Stored data:
□ □ □ □ □ □ □

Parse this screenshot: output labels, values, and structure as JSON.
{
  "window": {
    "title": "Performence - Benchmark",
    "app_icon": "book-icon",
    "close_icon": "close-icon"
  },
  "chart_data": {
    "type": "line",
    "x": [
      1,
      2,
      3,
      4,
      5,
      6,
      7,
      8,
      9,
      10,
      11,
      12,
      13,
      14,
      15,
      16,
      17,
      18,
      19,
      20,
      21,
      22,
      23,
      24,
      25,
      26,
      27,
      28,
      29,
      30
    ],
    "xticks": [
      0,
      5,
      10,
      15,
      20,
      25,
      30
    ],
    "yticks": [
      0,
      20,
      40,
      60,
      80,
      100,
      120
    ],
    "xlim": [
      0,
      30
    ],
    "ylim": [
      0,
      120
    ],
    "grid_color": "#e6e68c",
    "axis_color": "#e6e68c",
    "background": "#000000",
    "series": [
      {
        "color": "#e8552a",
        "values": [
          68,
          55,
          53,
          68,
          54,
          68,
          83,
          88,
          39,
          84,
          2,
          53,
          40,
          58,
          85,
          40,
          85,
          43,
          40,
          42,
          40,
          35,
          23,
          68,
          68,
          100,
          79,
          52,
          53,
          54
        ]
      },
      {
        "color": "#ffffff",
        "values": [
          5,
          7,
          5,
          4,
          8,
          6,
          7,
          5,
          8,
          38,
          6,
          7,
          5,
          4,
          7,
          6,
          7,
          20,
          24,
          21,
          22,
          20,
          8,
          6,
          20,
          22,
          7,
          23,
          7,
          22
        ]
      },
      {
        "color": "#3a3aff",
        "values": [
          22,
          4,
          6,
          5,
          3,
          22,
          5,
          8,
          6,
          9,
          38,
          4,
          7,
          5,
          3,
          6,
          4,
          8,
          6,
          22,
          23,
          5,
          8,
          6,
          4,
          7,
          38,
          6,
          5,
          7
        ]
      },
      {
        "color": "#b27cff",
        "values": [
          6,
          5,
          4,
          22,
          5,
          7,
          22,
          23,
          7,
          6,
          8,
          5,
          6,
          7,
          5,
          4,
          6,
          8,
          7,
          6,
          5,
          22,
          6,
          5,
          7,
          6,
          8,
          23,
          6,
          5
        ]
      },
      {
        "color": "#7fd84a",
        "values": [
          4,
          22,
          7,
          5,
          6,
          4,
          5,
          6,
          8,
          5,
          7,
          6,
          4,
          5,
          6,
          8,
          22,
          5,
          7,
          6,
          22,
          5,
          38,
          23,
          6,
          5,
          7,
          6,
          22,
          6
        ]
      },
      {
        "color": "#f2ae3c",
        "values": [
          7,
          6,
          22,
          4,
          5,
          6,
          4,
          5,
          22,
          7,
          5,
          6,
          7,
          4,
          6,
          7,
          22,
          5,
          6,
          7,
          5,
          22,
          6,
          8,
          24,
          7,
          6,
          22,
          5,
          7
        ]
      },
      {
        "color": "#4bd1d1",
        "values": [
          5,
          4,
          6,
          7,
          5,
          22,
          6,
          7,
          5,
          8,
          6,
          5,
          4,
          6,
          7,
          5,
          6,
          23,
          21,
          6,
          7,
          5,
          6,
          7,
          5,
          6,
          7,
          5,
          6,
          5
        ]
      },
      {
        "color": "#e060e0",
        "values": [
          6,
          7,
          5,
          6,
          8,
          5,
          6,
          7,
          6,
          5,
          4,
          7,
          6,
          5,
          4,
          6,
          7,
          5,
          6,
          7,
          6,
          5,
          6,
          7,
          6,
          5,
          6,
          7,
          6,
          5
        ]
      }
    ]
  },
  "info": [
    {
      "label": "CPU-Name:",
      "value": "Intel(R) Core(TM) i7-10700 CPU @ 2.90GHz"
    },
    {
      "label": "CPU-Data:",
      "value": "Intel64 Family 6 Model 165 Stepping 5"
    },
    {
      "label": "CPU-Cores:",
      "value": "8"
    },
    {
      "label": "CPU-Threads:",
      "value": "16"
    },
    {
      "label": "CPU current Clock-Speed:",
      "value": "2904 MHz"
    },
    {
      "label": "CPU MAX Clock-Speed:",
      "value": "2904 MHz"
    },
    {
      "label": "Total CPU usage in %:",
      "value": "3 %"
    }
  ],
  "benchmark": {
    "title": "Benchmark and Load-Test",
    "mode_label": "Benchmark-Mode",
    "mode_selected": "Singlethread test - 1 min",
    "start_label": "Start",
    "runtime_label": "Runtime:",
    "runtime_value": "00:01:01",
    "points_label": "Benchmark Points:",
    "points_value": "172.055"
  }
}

□ □ □ □ □ □ □

*TASK BRIEF*
Each entry above is to be printed again exactly.

*COMPLETED TASK*
Parse this screenshot: output labels, values, and structure as JSON.
{
  "window": {
    "title": "Performence - Benchmark",
    "app_icon": "book-icon",
    "close_icon": "close-icon"
  },
  "chart_data": {
    "type": "line",
    "x": [
      1,
      2,
      3,
      4,
      5,
      6,
      7,
      8,
      9,
      10,
      11,
      12,
      13,
      14,
      15,
      16,
      17,
      18,
      19,
      20,
      21,
      22,
      23,
      24,
      25,
      26,
      27,
      28,
      29,
      30
    ],
    "xticks": [
      0,
      5,
      10,
      15,
      20,
      25,
      30
    ],
    "yticks": [
      0,
      20,
      40,
      60,
      80,
      100,
      120
    ],
    "xlim": [
      0,
      30
    ],
    "ylim": [
      0,
      120
    ],
    "grid_color": "#e6e68c",
    "axis_color": "#e6e68c",
    "background": "#000000",
    "series": [
      {
        "color": "#e8552a",
        "values": [
          68,
          55,
          53,
          68,
          54,
          68,
          83,
          88,
          39,
          84,
          2,
          53,
          40,
          58,
          85,
          40,
          85,
          43,
          40,
          42,
          40,
          35,
          23,
          68,
          68,
          100,
          79,
          52,
          53,
          54
        ]
      },
      {
        "color": "#ffffff",
        "values": [
          5,
          7,
          5,
          4,
          8,
          6,
          7,
          5,
          8,
          38,
          6,
          7,
          5,
          4,
          7,
          6,
          7,
          20,
          24,
          21,
          22,
          20,
          8,
          6,
          20,
          22,
          7,
          23,
          7,
          22
        ]
      },
      {
        "color": "#3a3aff",
        "values": [
          22,
          4,
          6,
          5,
          3,
          22,
          5,
          8,
          6,
          9,
          38,
          4,
          7,
          5,
          3,
          6,
          4,
          8,
          6,
          22,
          23,
          5,
          8,
          6,
          4,
          7,
          38,
          6,
          5,
          7
        ]
      },
      {
        "color": "#b27cff",
        "values": [
          6,
          5,
          4,
          22,
          5,
          7,
          22,
          23,
          7,
          6,
          8,
          5,
          6,
          7,
          5,
          4,
          6,
          8,
          7,
          6,
          5,
          22,
          6,
          5,
          7,
          6,
          8,
          23,
          6,
          5
        ]
      },
      {
        "color": "#7fd84a",
        "values": [
          4,
          22,
          7,
          5,
          6,
          4,
          5,
          6,
          8,
          5,
          7,
          6,
          4,
          5,
          6,
          8,
          22,
          5,
          7,
          6,
          22,
          5,
          38,
          23,
          6,
          5,
          7,
          6,
          22,
          6
        ]
      },
      {
        "color": "#f2ae3c",
        "values": [
          7,
          6,
          22,
          4,
          5,
          6,
          4,
          5,
          22,
          7,
          5,
          6,
          7,
          4,
          6,
          7,
          22,
          5,
          6,
          7,
          5,
          22,
          6,
          8,
          24,
          7,
          6,
          22,
          5,
          7
        ]
      },
      {
        "color": "#4bd1d1",
        "values": [
          5,
          4,
          6,
          7,
          5,
          22,
          6,
          7,
          5,
          8,
          6,
          5,
          4,
          6,
          7,
          5,
          6,
          23,
          21,
          6,
          7,
          5,
          6,
          7,
          5,
          6,
          7,
          5,
          6,
          5
        ]
      },
      {
        "color": "#e060e0",
        "values": [
          6,
          7,
          5,
          6,
          8,
          5,
          6,
          7,
          6,
          5,
          4,
          7,
          6,
          5,
          4,
          6,
          7,
          5,
          6,
          7,
          6,
          5,
          6,
          7,
          6,
          5,
          6,
          7,
          6,
          5
        ]
      }
    ]
  },
  "info": [
    {
      "label": "CPU-Name:",
      "value": "Intel(R) Core(TM) i7-10700 CPU @ 2.90GHz"
    },
    {
      "label": "CPU-Data:",
      "value": "Intel64 Family 6 Model 165 Stepping 5"
    },
    {
      "label": "CPU-Cores:",
      "value": "8"
    },
    {
      "label": "CPU-Threads:",
      "value": "16"
    },
    {
      "label": "CPU current Clock-Speed:",
      "value": "2904 MHz"
    },
    {
      "label": "CPU MAX Clock-Speed:",
      "value": "2904 MHz"
    },
    {
      "label": "Total CPU usage in %:",
      "value": "3 %"
    }
  ],
  "benchmark": {
    "title": "Benchmark and Load-Test",
    "mode_label": "Benchmark-Mode",
    "mode_selected": "Singlethread test - 1 min",
    "start_label": "Start",
    "runtime_label": "Runtime:",
    "runtime_value": "00:01:01",
    "points_label": "Benchmark Points:",
    "points_value": "172.055"
  }
}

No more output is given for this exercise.